- _Items_

• • • • • • •

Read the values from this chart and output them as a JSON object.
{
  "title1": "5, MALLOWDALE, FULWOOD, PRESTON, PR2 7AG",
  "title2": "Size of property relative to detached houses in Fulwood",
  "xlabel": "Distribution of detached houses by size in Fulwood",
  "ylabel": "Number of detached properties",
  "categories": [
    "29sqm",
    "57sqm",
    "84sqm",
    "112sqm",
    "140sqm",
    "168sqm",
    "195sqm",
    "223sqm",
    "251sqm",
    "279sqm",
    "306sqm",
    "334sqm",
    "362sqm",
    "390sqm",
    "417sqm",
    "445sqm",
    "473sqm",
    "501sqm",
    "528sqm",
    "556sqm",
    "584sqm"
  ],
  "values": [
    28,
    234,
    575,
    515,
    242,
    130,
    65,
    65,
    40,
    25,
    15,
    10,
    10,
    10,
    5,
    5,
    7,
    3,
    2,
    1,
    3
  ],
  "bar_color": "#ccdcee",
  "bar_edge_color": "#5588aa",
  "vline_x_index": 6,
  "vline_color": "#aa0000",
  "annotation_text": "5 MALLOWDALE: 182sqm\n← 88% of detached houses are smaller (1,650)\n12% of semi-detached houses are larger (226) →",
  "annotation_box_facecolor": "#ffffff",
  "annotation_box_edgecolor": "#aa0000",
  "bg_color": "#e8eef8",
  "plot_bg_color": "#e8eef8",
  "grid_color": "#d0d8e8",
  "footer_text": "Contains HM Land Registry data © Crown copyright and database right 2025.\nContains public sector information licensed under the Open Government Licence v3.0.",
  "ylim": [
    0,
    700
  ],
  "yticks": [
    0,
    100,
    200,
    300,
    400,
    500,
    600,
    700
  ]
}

• • • • • • •

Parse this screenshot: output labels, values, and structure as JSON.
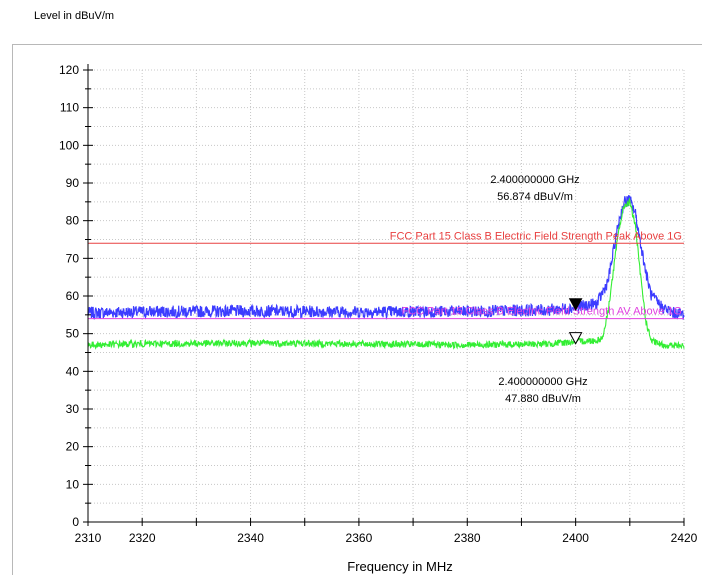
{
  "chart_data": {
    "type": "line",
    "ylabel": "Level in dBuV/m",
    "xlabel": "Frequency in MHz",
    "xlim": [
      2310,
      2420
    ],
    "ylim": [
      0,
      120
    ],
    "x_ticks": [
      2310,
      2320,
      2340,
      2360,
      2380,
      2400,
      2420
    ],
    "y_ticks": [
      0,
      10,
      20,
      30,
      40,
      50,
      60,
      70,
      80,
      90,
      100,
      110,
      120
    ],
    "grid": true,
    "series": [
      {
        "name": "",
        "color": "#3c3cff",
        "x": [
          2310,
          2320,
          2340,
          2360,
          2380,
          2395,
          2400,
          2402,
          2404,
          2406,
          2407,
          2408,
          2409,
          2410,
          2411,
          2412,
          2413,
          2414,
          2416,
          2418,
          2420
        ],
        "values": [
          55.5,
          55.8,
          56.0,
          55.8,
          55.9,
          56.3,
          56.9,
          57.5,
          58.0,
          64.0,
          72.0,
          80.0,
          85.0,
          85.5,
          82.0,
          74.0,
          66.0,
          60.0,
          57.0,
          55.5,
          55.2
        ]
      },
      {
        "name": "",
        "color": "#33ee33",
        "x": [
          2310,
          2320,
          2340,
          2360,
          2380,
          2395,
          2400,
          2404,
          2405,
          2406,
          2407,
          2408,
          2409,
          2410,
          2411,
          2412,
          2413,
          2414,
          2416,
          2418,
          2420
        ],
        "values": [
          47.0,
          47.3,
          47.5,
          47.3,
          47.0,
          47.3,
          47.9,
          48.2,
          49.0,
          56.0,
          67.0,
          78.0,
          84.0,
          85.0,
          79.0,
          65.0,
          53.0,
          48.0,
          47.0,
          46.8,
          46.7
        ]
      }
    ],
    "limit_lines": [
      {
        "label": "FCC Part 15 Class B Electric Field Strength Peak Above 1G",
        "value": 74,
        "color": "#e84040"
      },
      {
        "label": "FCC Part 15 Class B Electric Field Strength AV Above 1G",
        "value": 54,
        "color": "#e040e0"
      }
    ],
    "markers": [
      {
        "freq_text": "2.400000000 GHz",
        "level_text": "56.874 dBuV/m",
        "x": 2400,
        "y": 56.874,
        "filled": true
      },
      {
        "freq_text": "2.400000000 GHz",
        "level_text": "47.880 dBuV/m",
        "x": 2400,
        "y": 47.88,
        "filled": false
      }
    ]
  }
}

• • • • • • •

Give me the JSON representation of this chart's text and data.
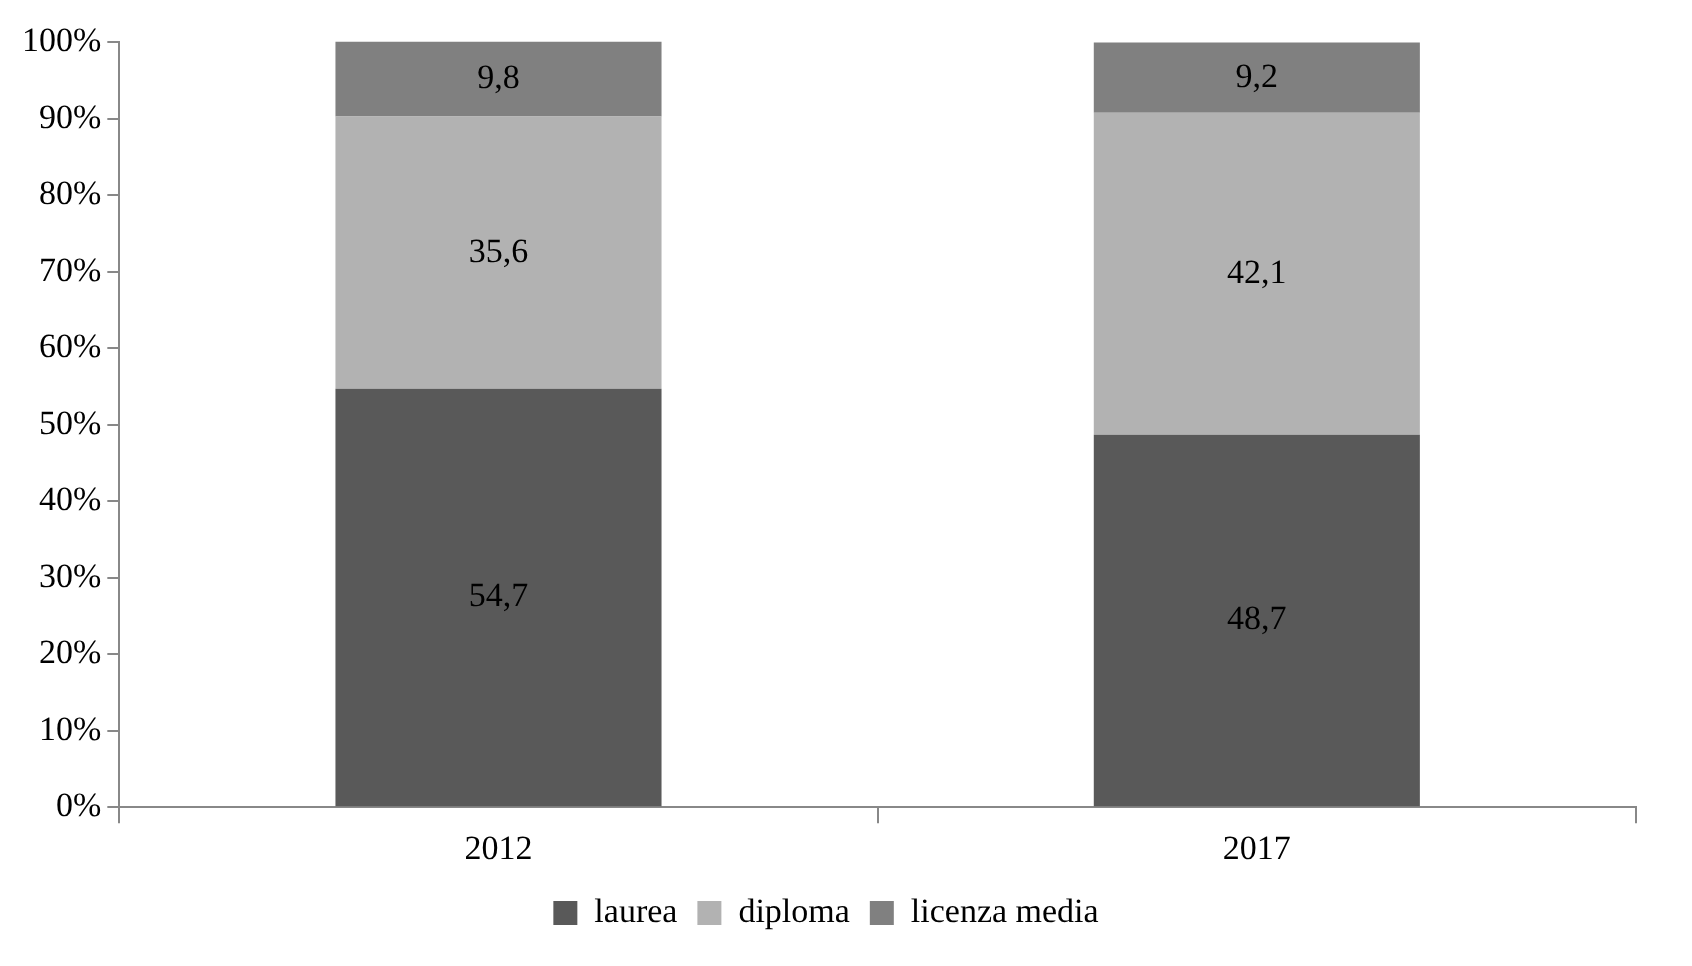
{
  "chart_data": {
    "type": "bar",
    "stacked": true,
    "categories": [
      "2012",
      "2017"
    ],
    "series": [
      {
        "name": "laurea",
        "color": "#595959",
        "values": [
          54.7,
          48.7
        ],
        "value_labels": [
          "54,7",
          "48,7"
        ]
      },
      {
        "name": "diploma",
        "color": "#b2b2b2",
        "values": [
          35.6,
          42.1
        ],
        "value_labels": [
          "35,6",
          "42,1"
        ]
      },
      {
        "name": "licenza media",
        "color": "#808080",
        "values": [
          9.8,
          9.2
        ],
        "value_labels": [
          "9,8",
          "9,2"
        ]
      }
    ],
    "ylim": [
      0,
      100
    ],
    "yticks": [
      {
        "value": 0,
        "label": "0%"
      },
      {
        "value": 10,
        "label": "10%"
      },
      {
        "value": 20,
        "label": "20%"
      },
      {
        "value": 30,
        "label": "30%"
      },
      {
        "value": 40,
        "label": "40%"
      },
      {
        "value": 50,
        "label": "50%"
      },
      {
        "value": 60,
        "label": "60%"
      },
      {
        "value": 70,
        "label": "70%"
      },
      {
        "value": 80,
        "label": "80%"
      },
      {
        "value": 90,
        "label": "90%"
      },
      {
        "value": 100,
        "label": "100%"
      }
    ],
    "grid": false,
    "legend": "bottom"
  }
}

• • • • • • •

- _What you have to do_
In the lines above, locate the string "Class". Copy every line where it occurs.

- _Exercise response_
        "label": "FCC Part 15 Class B Electric Field Strength Peak Above 1G",
        "label": "FCC Part 15 Class B Electric Field Strength AV Above 1G",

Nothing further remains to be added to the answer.